STATED GOAL: Only a number is wanted. Count the lines holding the string "Company".

INPUT FOR THIS TASK:
========================================================================

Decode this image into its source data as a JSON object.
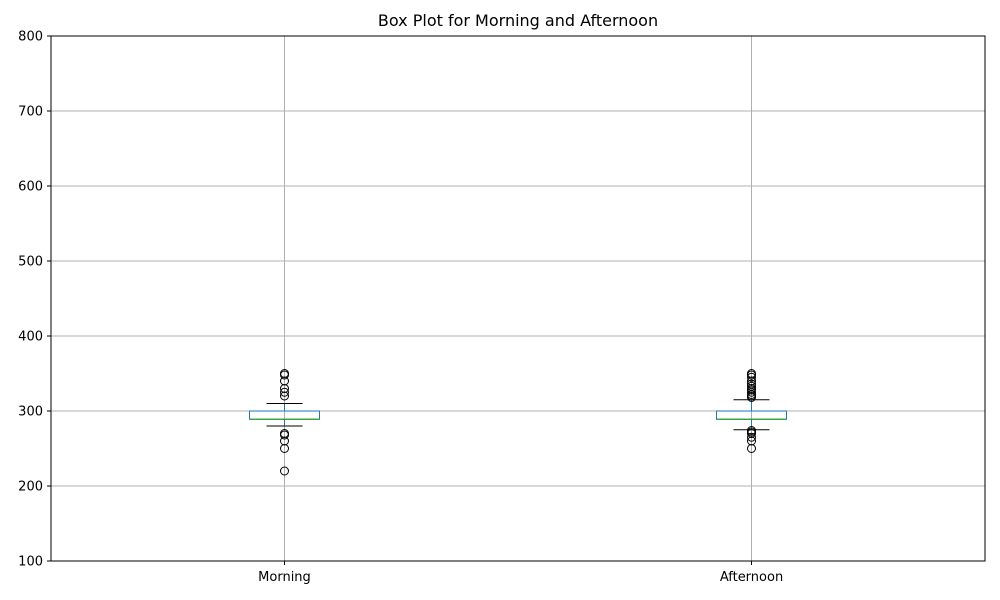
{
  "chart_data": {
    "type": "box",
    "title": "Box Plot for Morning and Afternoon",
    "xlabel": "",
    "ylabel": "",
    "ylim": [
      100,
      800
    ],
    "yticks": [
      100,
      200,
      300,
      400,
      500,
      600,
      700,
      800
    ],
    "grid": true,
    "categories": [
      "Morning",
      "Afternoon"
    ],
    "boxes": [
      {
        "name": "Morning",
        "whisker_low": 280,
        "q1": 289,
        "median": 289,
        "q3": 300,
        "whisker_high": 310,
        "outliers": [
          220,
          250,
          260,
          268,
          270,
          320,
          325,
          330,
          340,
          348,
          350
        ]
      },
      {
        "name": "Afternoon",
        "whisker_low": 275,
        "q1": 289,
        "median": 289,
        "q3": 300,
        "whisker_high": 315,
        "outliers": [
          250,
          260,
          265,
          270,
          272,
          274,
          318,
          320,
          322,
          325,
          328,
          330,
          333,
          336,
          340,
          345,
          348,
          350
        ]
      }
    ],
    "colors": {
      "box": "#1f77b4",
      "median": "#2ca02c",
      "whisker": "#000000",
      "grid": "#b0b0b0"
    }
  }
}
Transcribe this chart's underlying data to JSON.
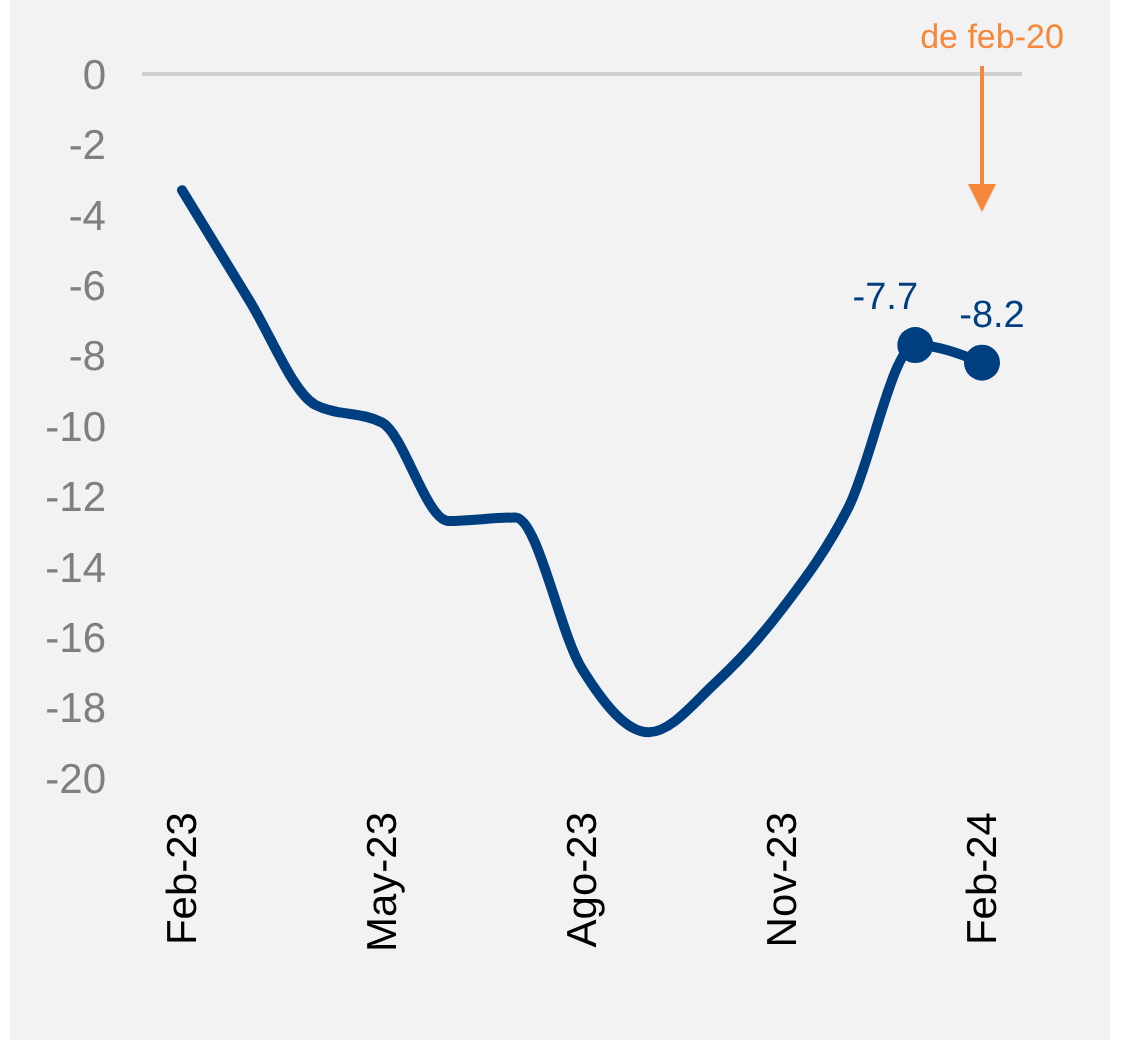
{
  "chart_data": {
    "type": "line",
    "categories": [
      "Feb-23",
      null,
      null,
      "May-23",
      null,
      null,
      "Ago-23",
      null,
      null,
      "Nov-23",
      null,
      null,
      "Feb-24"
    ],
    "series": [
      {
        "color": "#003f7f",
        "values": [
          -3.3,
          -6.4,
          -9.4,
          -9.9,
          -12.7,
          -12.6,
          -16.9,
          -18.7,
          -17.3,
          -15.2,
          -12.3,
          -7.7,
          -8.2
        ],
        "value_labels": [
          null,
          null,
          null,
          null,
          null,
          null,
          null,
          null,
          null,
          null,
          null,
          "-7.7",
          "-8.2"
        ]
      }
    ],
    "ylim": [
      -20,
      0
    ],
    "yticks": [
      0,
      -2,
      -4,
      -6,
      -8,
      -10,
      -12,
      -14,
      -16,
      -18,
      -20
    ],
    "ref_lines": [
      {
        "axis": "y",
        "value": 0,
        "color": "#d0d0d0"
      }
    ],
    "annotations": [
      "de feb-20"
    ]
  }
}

========================================================================

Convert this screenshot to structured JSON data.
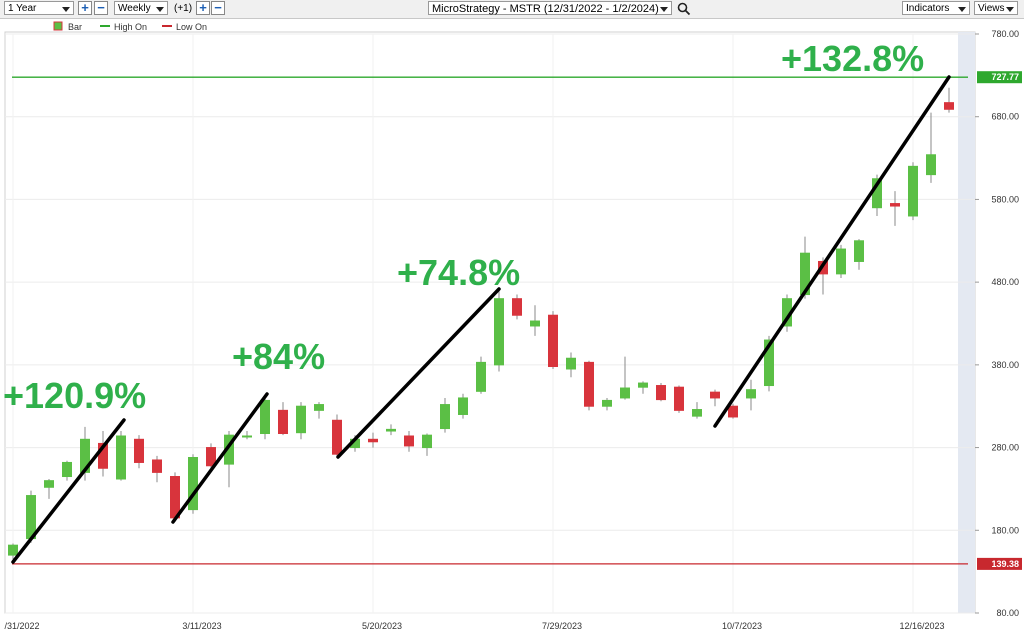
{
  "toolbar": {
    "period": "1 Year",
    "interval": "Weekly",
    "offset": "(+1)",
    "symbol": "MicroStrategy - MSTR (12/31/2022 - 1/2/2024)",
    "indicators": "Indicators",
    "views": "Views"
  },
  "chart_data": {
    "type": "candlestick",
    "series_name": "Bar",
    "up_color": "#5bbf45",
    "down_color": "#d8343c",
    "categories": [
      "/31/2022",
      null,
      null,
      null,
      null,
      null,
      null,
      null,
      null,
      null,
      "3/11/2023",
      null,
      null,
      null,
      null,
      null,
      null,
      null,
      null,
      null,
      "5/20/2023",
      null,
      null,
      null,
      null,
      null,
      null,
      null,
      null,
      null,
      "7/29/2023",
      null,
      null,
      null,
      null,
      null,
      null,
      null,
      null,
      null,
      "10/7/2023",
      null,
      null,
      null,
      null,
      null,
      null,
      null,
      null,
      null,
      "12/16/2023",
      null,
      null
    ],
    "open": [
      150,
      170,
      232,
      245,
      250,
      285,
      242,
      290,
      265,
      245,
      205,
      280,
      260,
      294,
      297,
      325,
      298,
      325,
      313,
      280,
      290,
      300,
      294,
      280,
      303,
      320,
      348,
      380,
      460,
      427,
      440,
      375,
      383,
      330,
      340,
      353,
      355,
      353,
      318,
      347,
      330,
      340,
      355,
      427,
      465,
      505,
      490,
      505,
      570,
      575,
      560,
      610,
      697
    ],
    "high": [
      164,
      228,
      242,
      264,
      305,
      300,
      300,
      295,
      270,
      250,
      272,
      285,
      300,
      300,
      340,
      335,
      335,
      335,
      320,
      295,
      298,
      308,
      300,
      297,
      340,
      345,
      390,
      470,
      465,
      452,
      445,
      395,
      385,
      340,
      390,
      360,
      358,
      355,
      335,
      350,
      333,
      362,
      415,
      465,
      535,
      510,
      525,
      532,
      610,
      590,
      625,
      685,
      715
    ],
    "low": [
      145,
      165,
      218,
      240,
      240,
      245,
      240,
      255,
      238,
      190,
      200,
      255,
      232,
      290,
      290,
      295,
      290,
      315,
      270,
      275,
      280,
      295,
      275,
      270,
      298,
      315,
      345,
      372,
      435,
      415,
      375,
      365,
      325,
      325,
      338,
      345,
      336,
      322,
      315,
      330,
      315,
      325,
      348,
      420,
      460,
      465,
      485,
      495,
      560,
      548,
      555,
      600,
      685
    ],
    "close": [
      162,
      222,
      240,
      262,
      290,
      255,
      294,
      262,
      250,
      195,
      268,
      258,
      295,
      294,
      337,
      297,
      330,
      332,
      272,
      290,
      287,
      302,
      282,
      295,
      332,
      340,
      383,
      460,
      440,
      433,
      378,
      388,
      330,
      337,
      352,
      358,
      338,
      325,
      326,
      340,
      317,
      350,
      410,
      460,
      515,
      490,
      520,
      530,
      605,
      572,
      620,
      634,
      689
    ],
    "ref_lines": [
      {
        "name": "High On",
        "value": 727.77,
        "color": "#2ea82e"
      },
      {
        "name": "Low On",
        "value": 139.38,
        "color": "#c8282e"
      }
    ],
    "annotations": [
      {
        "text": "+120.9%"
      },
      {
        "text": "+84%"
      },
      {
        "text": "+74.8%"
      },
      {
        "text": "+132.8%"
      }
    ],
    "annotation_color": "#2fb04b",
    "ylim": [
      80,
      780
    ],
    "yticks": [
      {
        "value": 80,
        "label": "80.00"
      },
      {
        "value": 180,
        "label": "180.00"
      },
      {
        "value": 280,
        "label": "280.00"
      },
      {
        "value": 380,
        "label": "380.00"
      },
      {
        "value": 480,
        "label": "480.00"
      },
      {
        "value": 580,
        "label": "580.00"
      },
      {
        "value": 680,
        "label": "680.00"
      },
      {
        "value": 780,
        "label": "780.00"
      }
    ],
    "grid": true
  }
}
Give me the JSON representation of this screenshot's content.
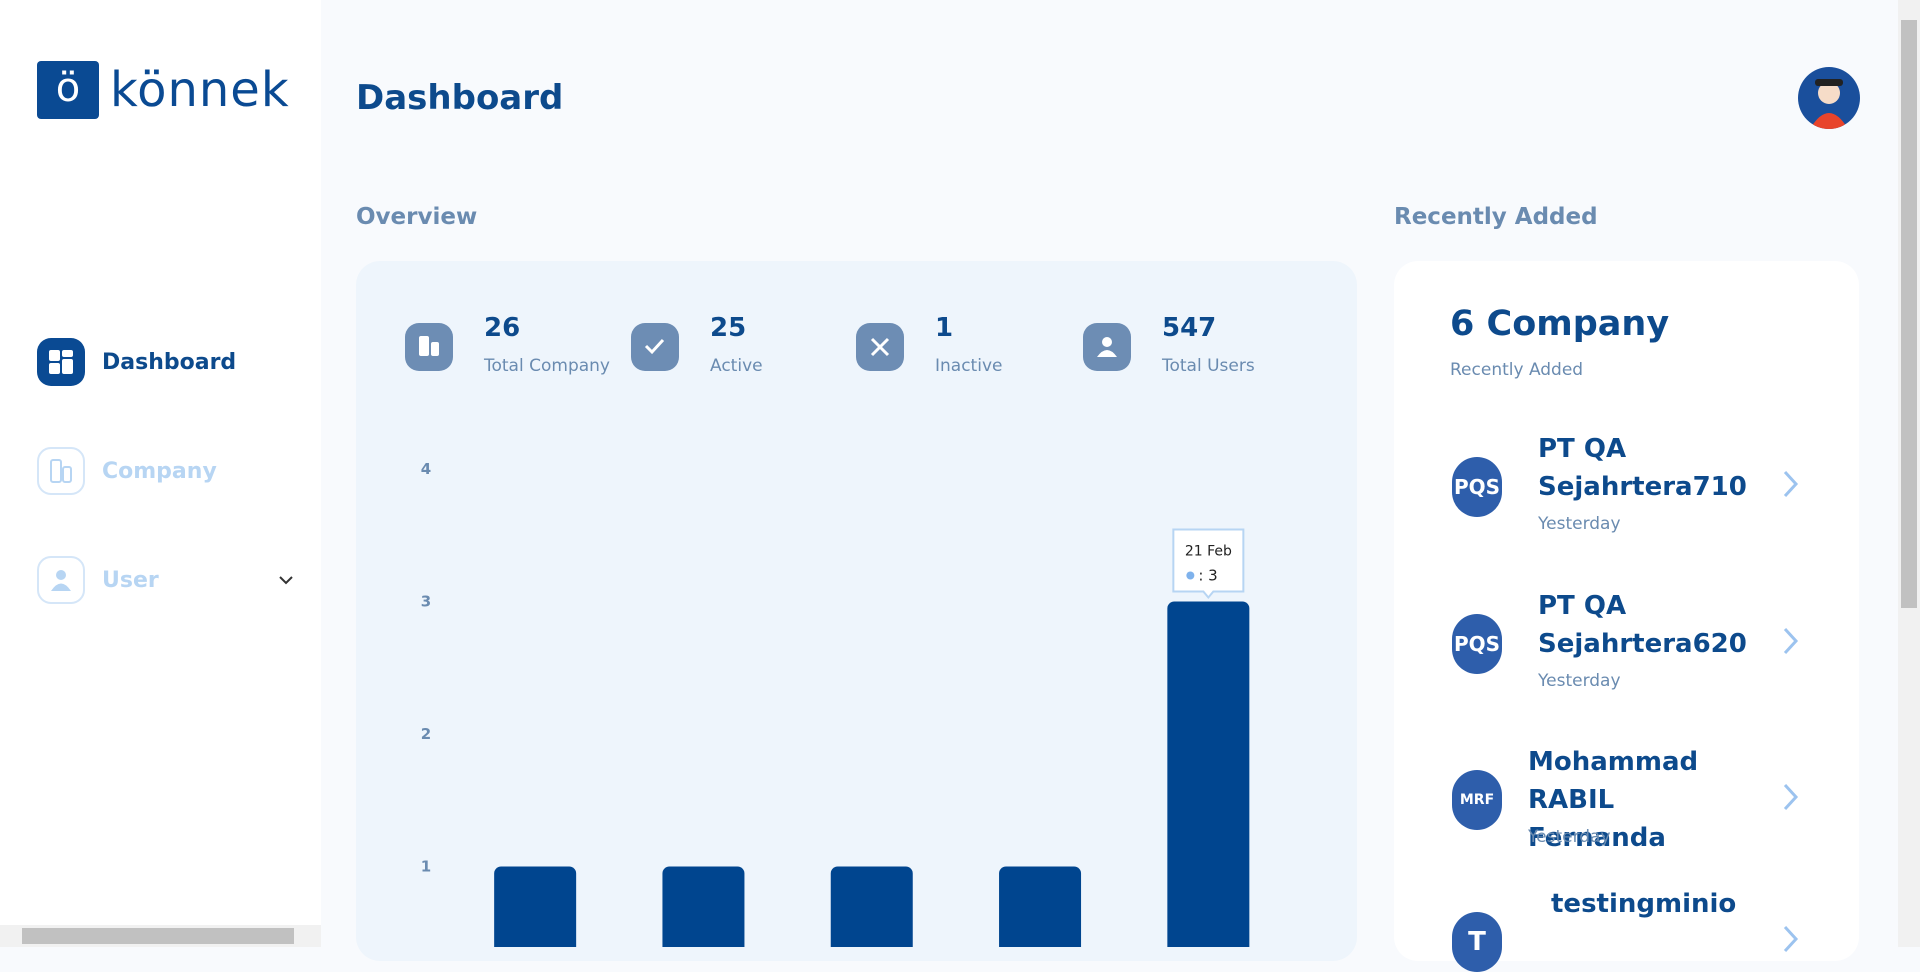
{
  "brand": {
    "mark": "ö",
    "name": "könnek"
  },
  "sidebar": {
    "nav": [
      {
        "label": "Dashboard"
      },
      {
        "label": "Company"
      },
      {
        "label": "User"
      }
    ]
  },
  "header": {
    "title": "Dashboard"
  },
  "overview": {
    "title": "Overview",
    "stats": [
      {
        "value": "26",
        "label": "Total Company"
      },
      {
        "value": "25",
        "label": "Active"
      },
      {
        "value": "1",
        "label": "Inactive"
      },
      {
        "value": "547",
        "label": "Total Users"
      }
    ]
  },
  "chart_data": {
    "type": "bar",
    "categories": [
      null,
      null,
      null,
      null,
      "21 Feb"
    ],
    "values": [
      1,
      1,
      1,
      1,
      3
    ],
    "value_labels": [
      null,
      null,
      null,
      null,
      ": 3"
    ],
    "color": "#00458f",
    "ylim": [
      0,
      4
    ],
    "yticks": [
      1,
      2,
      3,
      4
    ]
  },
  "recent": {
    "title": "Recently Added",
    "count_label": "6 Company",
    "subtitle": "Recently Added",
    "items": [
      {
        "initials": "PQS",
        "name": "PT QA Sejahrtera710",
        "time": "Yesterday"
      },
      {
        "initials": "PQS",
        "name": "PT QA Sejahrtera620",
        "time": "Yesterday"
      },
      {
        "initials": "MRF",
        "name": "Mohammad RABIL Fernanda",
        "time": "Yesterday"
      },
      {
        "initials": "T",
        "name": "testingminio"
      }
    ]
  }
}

========================================================================

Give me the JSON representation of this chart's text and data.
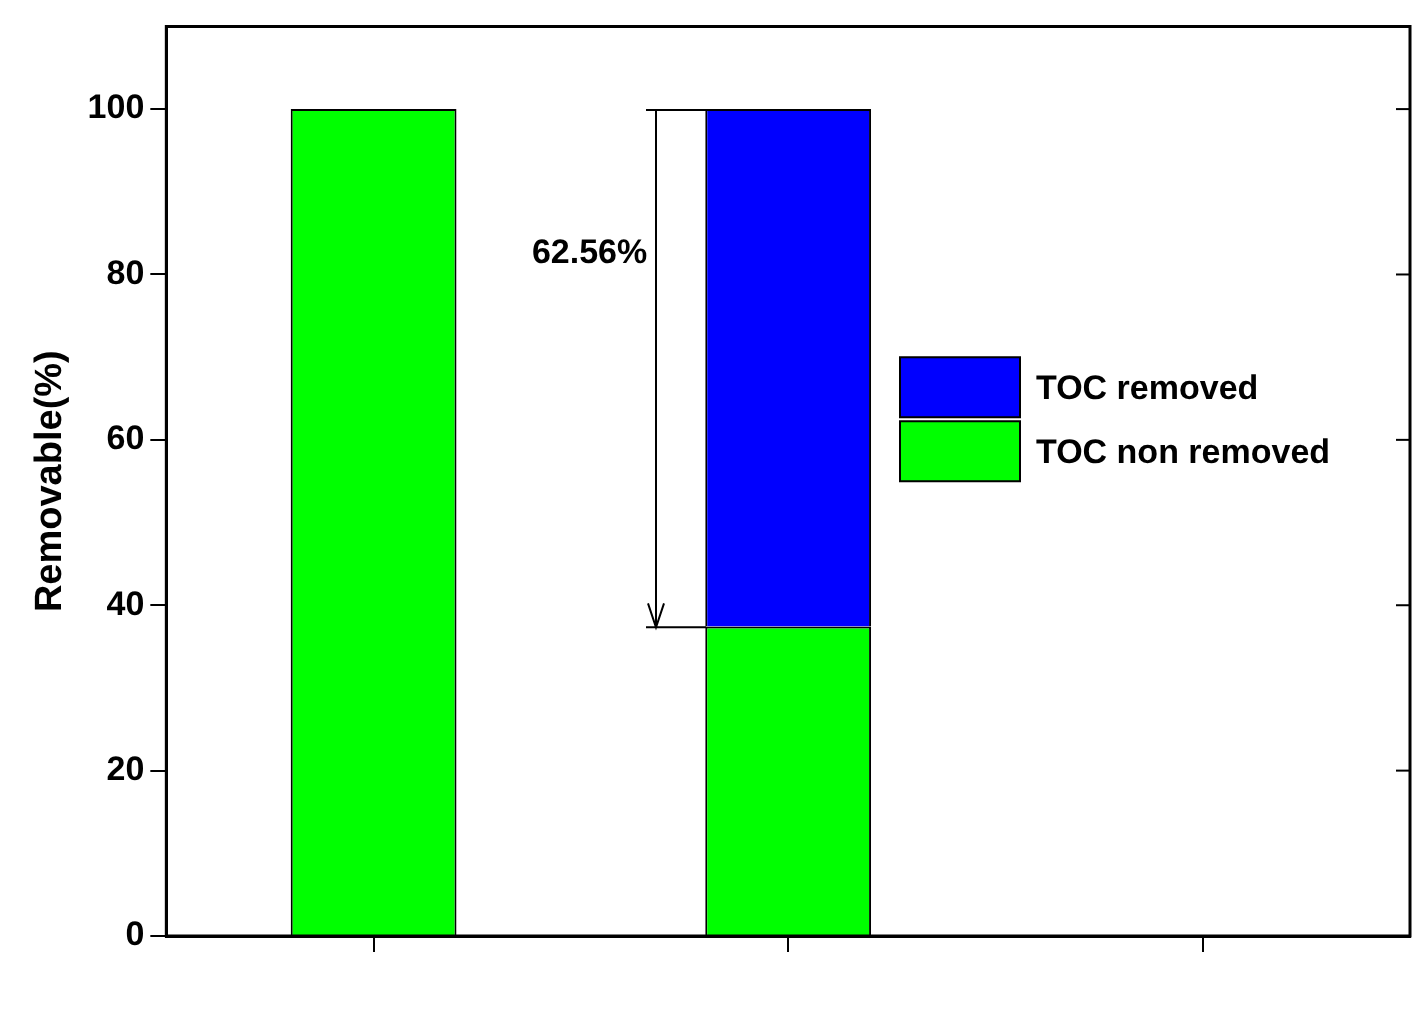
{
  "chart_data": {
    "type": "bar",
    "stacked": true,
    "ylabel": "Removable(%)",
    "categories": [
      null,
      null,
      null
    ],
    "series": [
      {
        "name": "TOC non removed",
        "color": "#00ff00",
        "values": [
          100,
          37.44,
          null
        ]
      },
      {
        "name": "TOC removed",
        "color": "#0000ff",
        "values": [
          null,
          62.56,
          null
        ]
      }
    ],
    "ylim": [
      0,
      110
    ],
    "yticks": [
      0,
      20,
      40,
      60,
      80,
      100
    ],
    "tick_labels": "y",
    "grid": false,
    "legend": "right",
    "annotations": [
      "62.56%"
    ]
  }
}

========================================================================

EXPECTED ANSWER: 3